## GIVEN PROBLEM
Identify and pull out each line of the entries in which "يسعى" occurs.
###
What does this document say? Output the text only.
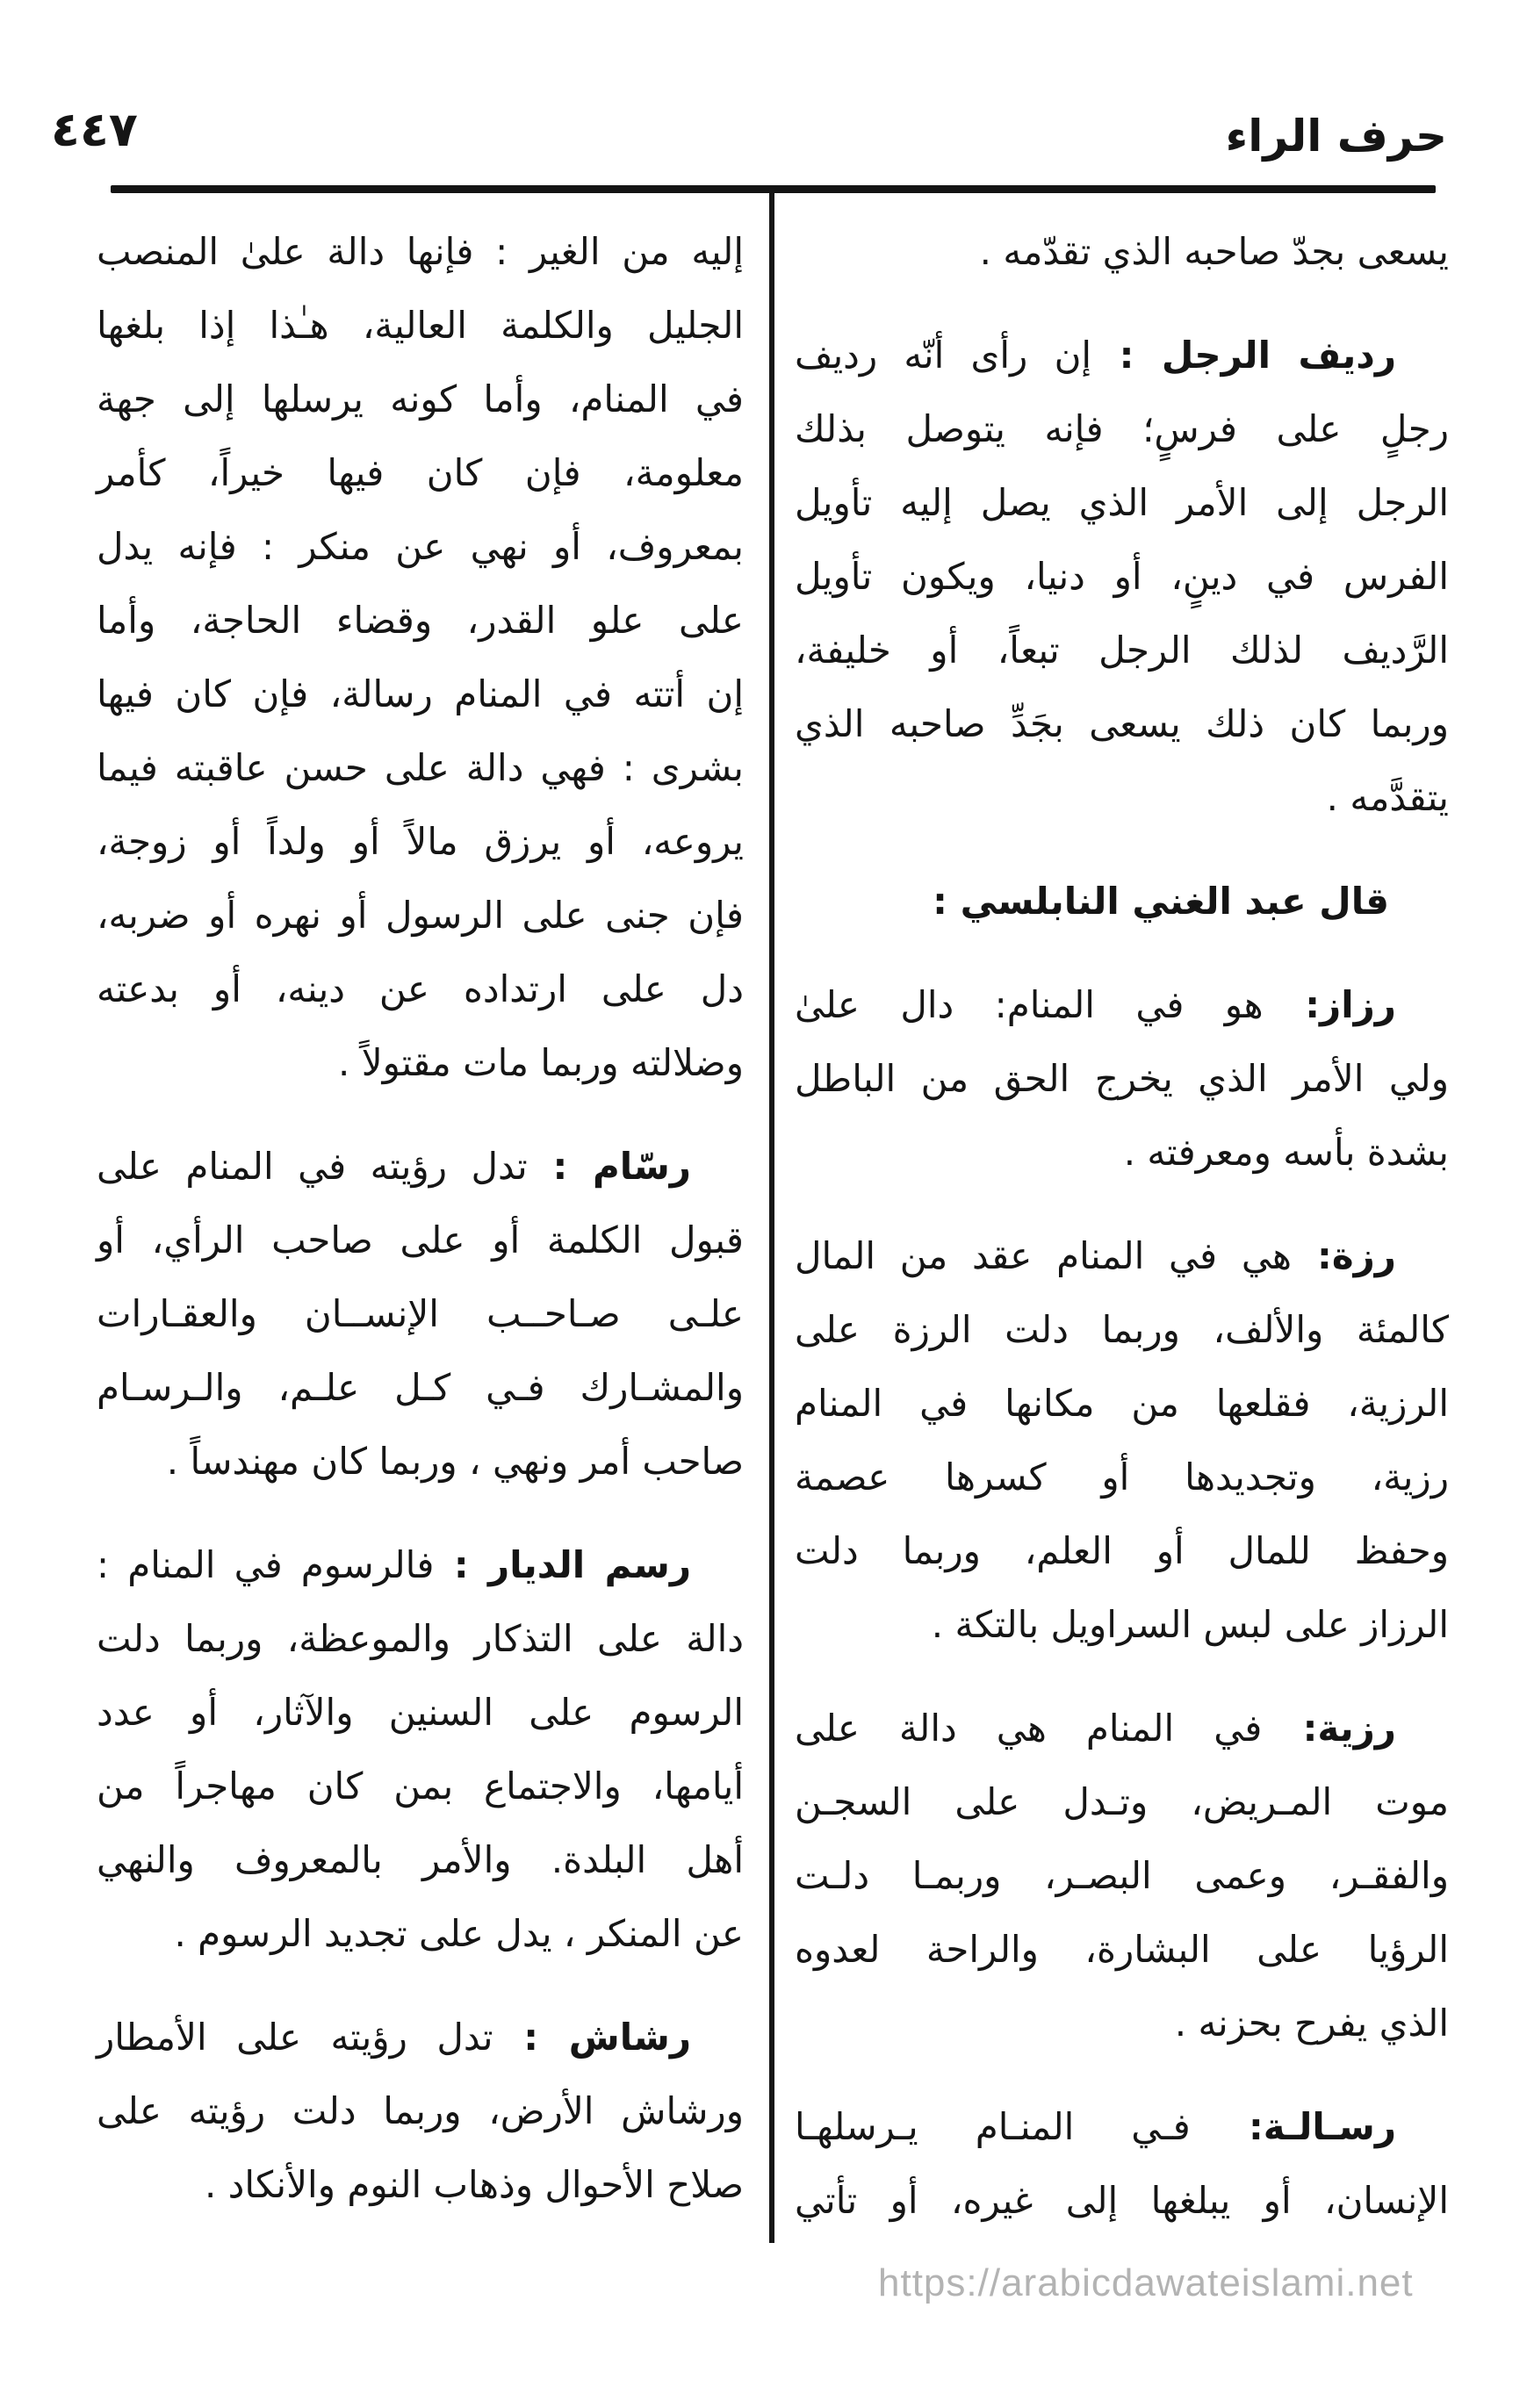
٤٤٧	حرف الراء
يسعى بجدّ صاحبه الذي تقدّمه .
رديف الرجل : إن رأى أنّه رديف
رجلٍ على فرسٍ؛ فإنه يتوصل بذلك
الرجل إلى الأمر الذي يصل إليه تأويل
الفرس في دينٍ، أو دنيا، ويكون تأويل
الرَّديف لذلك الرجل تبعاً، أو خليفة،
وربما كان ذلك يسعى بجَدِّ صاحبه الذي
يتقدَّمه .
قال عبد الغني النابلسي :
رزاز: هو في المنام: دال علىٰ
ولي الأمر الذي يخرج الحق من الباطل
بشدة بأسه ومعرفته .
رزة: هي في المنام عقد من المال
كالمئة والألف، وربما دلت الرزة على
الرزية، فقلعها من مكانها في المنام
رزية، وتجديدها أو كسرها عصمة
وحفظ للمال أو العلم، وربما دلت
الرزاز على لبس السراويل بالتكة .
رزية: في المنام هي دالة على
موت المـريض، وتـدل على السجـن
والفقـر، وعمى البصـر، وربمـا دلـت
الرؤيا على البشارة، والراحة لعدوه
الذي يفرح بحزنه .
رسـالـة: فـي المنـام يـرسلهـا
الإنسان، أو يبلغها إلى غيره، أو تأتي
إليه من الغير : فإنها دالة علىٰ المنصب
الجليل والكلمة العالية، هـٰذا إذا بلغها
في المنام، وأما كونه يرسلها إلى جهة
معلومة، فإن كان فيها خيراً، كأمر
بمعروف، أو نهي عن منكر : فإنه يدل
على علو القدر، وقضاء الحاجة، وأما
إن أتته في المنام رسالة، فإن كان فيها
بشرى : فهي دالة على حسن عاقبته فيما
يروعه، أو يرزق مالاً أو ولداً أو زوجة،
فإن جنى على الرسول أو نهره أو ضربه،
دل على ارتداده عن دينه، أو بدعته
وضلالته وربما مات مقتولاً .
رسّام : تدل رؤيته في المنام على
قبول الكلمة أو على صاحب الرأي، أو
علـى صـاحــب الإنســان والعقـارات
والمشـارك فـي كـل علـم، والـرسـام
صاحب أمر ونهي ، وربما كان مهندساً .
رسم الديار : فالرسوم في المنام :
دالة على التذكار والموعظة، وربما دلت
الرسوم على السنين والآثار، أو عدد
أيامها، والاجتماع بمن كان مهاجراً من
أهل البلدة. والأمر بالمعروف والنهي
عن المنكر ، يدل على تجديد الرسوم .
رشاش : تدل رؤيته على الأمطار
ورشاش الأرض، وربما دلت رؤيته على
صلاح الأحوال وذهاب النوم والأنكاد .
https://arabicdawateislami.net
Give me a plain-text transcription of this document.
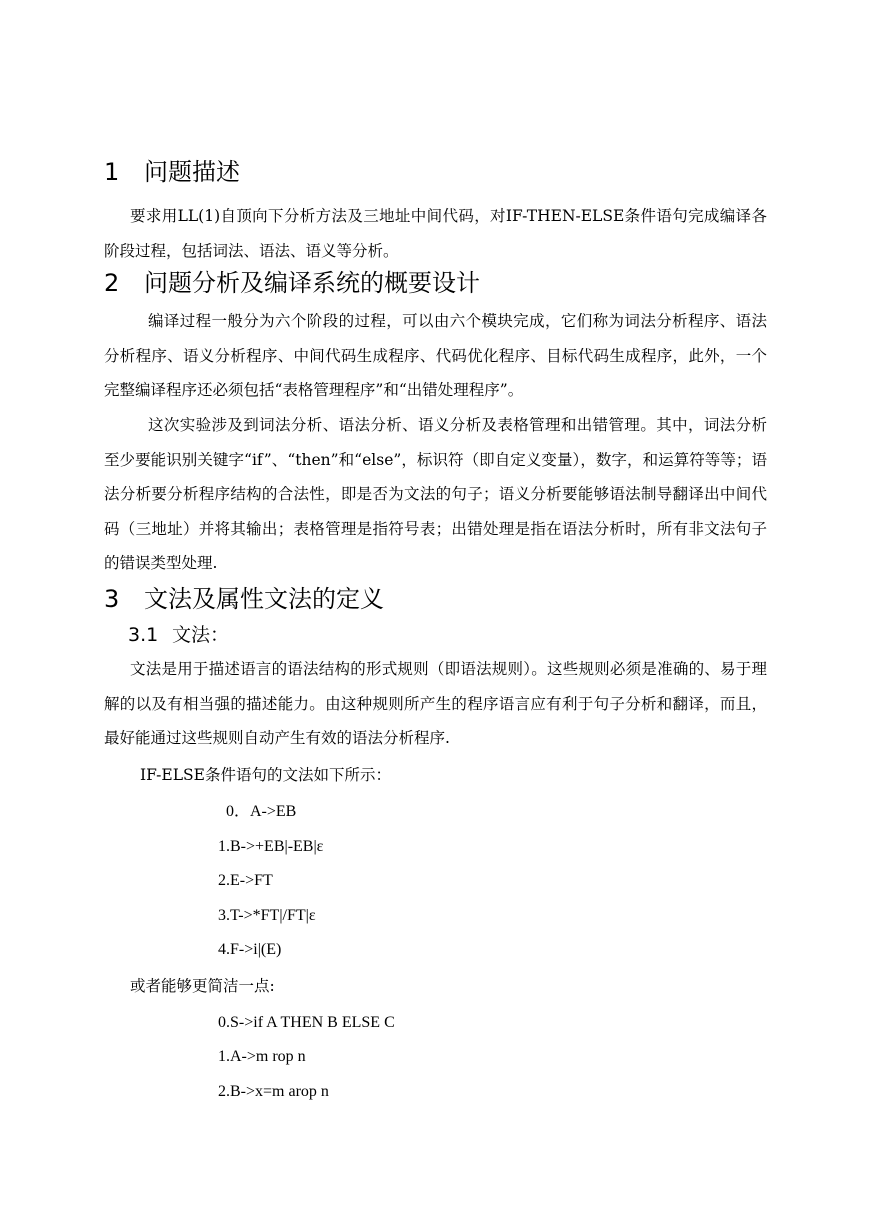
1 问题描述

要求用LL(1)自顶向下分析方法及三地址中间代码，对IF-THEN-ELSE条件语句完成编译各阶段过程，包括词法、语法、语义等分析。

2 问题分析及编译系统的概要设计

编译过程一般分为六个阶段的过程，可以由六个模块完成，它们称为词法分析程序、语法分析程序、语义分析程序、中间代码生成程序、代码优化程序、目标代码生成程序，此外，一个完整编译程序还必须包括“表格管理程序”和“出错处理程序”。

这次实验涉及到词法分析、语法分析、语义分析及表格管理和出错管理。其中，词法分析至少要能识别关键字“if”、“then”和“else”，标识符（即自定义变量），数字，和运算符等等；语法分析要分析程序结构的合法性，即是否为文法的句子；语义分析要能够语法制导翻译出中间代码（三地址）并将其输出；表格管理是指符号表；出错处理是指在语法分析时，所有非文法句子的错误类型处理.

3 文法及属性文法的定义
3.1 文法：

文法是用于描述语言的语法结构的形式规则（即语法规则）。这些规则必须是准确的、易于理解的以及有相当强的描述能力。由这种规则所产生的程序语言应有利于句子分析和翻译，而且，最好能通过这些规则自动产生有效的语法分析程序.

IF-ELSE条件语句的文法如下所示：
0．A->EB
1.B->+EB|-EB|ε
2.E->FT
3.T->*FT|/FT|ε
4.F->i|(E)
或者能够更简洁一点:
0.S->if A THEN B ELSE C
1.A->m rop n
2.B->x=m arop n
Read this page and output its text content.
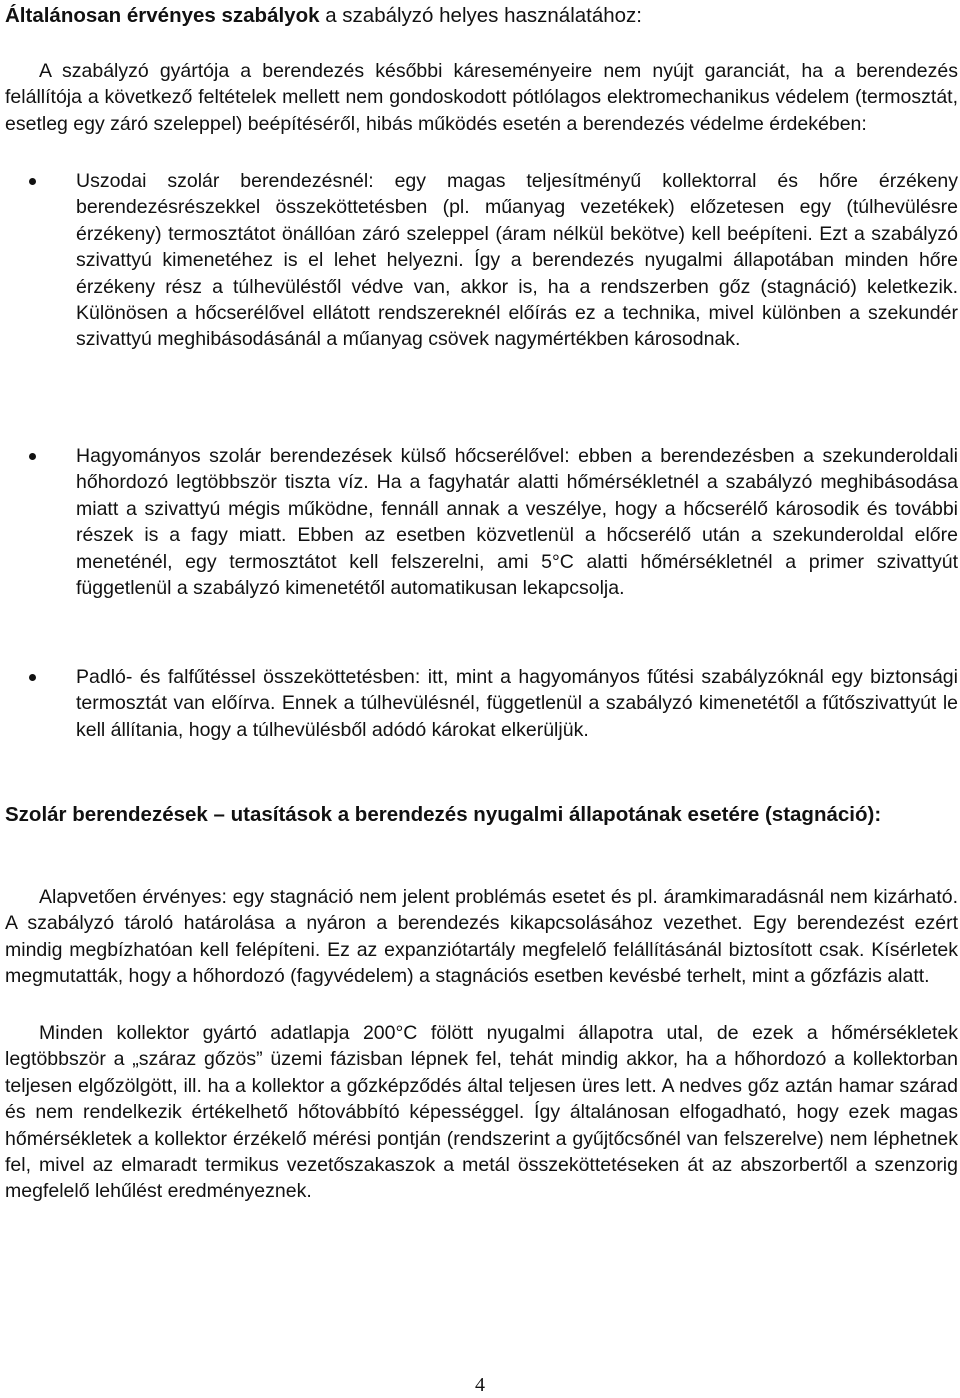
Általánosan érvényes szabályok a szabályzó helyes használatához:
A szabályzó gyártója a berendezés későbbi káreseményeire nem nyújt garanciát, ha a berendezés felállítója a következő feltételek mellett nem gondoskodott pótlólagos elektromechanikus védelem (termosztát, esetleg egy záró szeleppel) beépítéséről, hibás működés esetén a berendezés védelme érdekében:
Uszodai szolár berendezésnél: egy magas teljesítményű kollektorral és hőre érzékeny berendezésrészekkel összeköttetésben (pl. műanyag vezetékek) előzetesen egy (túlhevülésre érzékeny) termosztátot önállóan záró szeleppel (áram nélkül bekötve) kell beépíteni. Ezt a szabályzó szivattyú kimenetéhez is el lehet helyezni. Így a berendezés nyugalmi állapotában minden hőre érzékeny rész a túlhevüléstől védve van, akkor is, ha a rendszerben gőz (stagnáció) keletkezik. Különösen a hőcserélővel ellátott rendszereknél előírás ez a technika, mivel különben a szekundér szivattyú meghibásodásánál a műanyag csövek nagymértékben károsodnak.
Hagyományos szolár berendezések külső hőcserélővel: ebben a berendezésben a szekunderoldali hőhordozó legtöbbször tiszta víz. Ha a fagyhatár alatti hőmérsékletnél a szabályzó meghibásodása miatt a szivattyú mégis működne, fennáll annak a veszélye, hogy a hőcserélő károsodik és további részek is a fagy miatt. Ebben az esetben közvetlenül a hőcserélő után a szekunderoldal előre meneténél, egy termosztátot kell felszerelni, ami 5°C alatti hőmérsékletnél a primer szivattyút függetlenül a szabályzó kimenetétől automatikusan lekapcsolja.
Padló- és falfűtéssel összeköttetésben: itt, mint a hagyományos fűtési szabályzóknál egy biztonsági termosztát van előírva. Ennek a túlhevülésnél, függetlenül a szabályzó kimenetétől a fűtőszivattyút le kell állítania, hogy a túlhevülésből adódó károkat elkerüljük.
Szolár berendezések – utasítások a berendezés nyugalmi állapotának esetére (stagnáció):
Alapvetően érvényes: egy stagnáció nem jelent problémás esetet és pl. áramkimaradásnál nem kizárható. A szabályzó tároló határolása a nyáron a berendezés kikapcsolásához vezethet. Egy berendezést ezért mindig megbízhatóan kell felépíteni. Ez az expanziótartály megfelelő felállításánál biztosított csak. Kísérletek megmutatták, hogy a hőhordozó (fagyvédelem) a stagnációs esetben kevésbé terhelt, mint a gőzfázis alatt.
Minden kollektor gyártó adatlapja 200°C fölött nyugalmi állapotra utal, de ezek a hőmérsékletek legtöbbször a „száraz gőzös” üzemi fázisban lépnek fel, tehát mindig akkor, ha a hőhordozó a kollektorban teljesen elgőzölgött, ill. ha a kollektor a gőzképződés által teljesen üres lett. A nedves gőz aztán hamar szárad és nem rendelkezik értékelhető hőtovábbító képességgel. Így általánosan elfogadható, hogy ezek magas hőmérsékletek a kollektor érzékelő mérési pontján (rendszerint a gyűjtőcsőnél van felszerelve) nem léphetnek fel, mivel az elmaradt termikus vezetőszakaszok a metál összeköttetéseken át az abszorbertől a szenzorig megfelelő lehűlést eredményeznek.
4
###
## WRITTEN REPLY
يسعى بجدّ صاحبه الذي تقدّمه .
وربما كان ذلك يسعى بجَدِّ صاحبه الذي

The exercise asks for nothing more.